**STUDY QUESTIONS**
A – Summarize the article on Robert Flick in two sentences.
B – Resume the article on Robert Flick, picking up right after its final sentence.

Start of EXTRACT PROVIDED

Latest update April 17th, 2025 8:39 PM
Jan 06, 2016 News
US (LA Times) – Robert Flick was a newsman who could have passed for a bar-room bouncer.
And standing on the tarmac of an airfield in Port Kaituma, Guyana, on Nov. 18, 1978, moments after a massacre-style shooting by followers of cult leader Jim Jones, he appeared the image of toughness:
“I don’t think he would have moved if a tank had come down that airstrip,” recalled journalist Ron Javers, another survivor, describing the scene in his later book about Jonestown.
But the episode — an early chapter in what would prove to be one of the most horrifying news events in modern history — did not leave Flick feeling tough.
He lost two of his colleagues — NBC news correspondent Don Harris and cameraman Robert Brown — in the attack that also killed U.S. Rep. Leo Ryan and two others. After surveying the wounded and helping those he could to safety, Flick hid in the jungle and was able to get a plane out the next day.
He made it to Puerto Rico, where he filed one of the earliest first-hand reports on the now notorious Jonestown episode. Then he went home to endure the aftermath.
At the time of his escape, there were only vague news reports suggesting that perhaps 200 of Jones’ followers had committed suicide at his Guyana commune. Observers assumed that hundreds of others who were missing must have run away.
The chilling truth would emerge later: More than 900 Americans died in the mass murder-suicide of Jones followers.
Flick was deeply affected by the tragedy, and it changed the course of what had been a soaring career. Within a few years, he left NBC “Nightly News,” where he had been West Coast producer and took a job that seemed a strange fit for a hard-news veteran.
He became coordinating producer of a new show, “Entertainment Tonight.” Along with director Steve Hirsen, Flick played a founding role in a new kind of celebrity-tabloid journalism just gathering steam. “Both of us came out of hard news and went to the devil,” Hirsen recalled.
Flick died Dec. 31 at a Pasadena hospital after injuring his head in a fall, said his wife, Shirley Flick. He was 84.
He was “a legendary character,” among journalists, said Joe Saltzman, a USC professor and former colleague. “I’d been to USC and Columbia Journalism School, but I never learned as much there as I did from Bob Flick.”

End of EXTRACT PROVIDED
Start of EXTRACTED RECORDS

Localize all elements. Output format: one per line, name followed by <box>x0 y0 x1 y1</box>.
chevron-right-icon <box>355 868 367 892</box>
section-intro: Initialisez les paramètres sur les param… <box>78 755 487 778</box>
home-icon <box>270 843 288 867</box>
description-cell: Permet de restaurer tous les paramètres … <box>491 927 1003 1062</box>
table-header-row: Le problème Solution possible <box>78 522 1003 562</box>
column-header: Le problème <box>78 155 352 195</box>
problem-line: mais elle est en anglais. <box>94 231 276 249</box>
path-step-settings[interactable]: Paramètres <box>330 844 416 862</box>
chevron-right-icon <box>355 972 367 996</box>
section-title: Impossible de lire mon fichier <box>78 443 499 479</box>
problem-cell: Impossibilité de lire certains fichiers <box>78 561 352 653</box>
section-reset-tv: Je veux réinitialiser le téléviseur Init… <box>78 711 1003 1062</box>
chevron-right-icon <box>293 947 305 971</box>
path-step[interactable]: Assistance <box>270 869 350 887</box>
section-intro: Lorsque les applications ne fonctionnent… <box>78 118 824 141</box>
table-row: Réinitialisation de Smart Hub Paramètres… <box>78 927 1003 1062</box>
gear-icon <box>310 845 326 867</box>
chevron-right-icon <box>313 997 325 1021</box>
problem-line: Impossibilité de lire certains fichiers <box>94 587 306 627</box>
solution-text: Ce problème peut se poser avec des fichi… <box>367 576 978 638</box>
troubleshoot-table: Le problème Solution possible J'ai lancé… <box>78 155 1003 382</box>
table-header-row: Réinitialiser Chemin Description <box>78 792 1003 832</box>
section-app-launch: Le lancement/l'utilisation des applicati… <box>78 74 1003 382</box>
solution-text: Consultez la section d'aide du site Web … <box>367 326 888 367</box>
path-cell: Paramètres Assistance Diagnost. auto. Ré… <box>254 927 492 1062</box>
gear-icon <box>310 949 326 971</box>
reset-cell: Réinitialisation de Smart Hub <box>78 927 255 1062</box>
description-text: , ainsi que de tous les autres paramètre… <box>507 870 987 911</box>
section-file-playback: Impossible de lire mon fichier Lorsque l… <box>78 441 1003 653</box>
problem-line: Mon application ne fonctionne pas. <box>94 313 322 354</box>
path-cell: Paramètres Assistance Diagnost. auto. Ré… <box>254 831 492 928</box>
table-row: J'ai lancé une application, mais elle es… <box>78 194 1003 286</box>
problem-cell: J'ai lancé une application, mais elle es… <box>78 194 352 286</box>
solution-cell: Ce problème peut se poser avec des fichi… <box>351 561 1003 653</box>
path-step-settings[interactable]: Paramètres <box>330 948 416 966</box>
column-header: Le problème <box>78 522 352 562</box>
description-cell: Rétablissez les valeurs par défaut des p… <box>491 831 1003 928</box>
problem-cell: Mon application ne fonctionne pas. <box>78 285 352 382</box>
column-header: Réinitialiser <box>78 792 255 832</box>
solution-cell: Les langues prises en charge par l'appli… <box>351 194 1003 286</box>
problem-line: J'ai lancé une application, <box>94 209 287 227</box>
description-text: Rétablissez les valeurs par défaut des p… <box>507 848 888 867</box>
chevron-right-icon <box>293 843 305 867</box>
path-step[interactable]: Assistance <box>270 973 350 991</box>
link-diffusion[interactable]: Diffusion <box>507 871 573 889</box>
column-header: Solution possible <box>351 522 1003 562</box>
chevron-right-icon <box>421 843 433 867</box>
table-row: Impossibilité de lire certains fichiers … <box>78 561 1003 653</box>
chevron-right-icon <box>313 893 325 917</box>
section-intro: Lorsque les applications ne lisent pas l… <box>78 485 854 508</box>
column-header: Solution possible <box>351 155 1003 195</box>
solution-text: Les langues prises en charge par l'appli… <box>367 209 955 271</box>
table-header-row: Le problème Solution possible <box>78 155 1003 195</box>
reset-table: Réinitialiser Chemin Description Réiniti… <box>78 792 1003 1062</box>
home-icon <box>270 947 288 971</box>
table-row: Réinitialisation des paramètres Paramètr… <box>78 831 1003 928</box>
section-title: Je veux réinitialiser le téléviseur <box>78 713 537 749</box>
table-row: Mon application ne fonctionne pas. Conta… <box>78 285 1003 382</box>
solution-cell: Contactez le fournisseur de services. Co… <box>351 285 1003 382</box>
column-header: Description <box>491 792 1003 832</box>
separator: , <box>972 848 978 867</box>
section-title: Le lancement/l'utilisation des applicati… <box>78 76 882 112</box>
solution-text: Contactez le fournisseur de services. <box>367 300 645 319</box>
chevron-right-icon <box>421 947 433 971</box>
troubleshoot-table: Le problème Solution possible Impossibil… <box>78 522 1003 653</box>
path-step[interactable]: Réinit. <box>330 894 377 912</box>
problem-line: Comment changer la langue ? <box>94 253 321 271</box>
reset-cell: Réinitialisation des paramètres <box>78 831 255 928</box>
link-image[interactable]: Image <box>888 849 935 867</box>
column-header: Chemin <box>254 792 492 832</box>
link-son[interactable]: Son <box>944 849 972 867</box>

End of EXTRACTED RECORDS

**ANSWERS PROVIDED**
A – Robert Flick, a newsman, survived the 1978 shooting on the airstrip at Port Kaituma, Guyana, which killed his NBC colleagues Don Harris and Robert Brown along with Rep. Leo Ryan and two others, and he filed one of the earliest first-hand reports on Jonestown. Deeply affected by the tragedy, he left NBC "Nightly News" to become coordinating producer of "Entertainment Tonight," and he died Dec. 31 at age 84 after injuring his head in a fall.

B –
In 1978, Flick joined a large group of journalists, officials and family members accompanying Rep. Ryan to Guyana to investigate reports that Jones’ followers were being abused. The visit grew tense as Jones denied the allegations.
It became frightening as a number of Jonestown residents attempted to escape and return with Ryan to the United States.
As the group converged on the airfield on Nov. 18, 1978, people assumed to be Jones’ followers attacked from a flatbed truck, shooting scores of rounds and killing some victims execution-style, witnesses said. Flick saw Ryan killed; his two colleagues kept filming. They and San Francisco Examiner photographer Greg Robinson were killed.
Flick later said he was standing by the nose of a plane when shots rang out and he ran, dived “and just rolled away.” The wounded included a fourth NBC colleague and Rep. Jackie Speier (D-Hillsborough), who was then an aide to Ryan.
Flick testified at the federal trial of one man charged in connection with the massacre and attended various memorials. But the experience left him disenchanted. Times writer Howard Rosenberg, who compared Flick to a bouncer, called him “an action man, a big commanding burly bear of a guy” but also detailed the toll Jonestown had taken on him. He wrote that Flick suffered depression and no longer wanted to cover far-flung stories of tragedy.
“He was so totally beaten, so devastated by what happened,” Saltzman recalled. “This experience had just taken the heart and soul out of him.”